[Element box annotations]
###

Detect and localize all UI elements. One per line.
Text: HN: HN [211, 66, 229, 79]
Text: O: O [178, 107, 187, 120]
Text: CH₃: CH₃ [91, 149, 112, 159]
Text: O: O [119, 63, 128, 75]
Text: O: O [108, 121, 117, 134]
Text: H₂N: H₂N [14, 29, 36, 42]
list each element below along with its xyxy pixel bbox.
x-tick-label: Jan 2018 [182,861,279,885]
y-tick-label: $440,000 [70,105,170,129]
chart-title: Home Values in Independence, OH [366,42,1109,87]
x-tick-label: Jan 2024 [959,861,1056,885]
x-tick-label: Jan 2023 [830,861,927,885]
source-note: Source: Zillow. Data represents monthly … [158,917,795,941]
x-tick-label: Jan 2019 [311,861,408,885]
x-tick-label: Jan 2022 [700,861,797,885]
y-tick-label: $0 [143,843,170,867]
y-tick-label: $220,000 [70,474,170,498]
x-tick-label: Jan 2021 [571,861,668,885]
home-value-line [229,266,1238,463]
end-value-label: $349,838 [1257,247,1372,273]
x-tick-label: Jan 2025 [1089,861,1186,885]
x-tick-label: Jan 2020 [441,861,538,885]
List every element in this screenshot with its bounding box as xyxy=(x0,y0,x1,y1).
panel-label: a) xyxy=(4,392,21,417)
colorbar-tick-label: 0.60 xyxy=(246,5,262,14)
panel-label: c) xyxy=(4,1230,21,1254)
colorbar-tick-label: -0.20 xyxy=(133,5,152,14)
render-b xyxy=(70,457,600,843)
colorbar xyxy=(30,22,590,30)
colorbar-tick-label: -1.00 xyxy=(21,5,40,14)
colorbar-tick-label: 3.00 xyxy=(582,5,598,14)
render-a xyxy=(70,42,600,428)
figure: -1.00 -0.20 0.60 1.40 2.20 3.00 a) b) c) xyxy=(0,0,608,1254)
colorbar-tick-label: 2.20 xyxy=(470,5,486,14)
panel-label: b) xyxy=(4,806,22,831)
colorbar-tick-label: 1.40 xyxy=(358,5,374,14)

###

*Exercise instructions:*
Please update the records above by changing every "x-tick-label" to "x-axis-label" and keeping everything else the same.

*Task response:*
Detect and localize all UI elements. One per line.
Text: HN: HN [211, 66, 229, 79]
Text: O: O [178, 107, 187, 120]
Text: CH₃: CH₃ [91, 149, 112, 159]
Text: O: O [119, 63, 128, 75]
Text: O: O [108, 121, 117, 134]
Text: H₂N: H₂N [14, 29, 36, 42]
list each element below along with its xyxy pixel bbox.
x-axis-label: Jan 2018 [182,861,279,885]
y-tick-label: $440,000 [70,105,170,129]
chart-title: Home Values in Independence, OH [366,42,1109,87]
x-axis-label: Jan 2024 [959,861,1056,885]
x-axis-label: Jan 2023 [830,861,927,885]
source-note: Source: Zillow. Data represents monthly … [158,917,795,941]
x-axis-label: Jan 2019 [311,861,408,885]
x-axis-label: Jan 2022 [700,861,797,885]
y-tick-label: $0 [143,843,170,867]
y-tick-label: $220,000 [70,474,170,498]
x-axis-label: Jan 2021 [571,861,668,885]
home-value-line [229,266,1238,463]
end-value-label: $349,838 [1257,247,1372,273]
x-axis-label: Jan 2025 [1089,861,1186,885]
x-axis-label: Jan 2020 [441,861,538,885]
List every element in this screenshot with its bounding box as xyxy=(x0,y0,x1,y1).
panel-label: a) xyxy=(4,392,21,417)
colorbar-tick-label: 0.60 xyxy=(246,5,262,14)
panel-label: c) xyxy=(4,1230,21,1254)
colorbar-tick-label: -0.20 xyxy=(133,5,152,14)
render-b xyxy=(70,457,600,843)
colorbar xyxy=(30,22,590,30)
colorbar-tick-label: -1.00 xyxy=(21,5,40,14)
colorbar-tick-label: 3.00 xyxy=(582,5,598,14)
render-a xyxy=(70,42,600,428)
figure: -1.00 -0.20 0.60 1.40 2.20 3.00 a) b) c) xyxy=(0,0,608,1254)
colorbar-tick-label: 2.20 xyxy=(470,5,486,14)
panel-label: b) xyxy=(4,806,22,831)
colorbar-tick-label: 1.40 xyxy=(358,5,374,14)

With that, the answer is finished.